> WORK TO COMPLETE
Look through the records below and collect all lines that hold the string "color".

** start GIVEN DATA **

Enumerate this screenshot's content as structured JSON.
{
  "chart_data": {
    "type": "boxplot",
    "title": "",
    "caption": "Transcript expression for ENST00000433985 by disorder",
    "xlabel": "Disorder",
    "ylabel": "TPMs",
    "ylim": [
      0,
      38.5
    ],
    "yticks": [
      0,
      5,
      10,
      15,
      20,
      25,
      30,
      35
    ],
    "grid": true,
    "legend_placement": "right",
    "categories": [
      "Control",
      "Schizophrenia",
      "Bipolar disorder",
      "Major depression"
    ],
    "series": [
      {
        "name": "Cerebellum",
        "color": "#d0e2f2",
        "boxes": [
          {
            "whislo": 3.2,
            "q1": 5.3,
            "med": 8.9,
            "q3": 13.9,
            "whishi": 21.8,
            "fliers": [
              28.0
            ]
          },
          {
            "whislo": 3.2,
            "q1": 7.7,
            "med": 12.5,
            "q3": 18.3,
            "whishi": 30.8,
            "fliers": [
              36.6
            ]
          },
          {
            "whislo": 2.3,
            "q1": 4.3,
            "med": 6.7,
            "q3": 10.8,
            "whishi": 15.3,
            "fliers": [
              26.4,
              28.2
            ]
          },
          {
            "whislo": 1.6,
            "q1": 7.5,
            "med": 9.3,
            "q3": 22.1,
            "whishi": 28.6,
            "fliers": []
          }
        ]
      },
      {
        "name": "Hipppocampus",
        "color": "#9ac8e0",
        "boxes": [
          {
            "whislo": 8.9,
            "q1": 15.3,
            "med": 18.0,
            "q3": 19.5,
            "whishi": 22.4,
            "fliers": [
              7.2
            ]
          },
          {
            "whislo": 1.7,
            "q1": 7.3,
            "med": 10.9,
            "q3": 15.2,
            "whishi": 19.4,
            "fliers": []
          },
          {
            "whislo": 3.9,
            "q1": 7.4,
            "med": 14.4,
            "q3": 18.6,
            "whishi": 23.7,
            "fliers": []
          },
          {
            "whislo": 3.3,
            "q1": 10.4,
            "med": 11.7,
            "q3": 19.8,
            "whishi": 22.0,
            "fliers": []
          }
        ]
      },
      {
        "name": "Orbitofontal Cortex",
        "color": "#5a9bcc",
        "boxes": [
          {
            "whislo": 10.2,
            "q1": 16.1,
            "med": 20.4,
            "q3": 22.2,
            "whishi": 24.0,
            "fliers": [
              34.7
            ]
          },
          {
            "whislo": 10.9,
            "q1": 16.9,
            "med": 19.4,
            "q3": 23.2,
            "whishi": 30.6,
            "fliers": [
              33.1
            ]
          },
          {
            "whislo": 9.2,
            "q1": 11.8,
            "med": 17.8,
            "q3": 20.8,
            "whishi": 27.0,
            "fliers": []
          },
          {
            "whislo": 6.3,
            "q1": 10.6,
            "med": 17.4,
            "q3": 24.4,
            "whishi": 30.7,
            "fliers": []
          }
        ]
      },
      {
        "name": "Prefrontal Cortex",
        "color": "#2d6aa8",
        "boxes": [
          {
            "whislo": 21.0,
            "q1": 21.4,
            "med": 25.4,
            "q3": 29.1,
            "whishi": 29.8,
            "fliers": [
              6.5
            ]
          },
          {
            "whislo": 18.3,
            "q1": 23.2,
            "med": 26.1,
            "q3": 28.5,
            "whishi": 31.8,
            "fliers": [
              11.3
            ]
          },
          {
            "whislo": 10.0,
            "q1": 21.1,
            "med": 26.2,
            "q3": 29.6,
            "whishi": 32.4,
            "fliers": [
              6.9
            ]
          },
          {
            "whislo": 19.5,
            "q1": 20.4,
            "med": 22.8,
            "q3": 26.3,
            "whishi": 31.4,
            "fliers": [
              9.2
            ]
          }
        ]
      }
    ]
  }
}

** end GIVEN DATA **

> CORRECT OUTPUT
        "color": "#d0e2f2",
        "color": "#9ac8e0",
        "color": "#5a9bcc",
        "color": "#2d6aa8",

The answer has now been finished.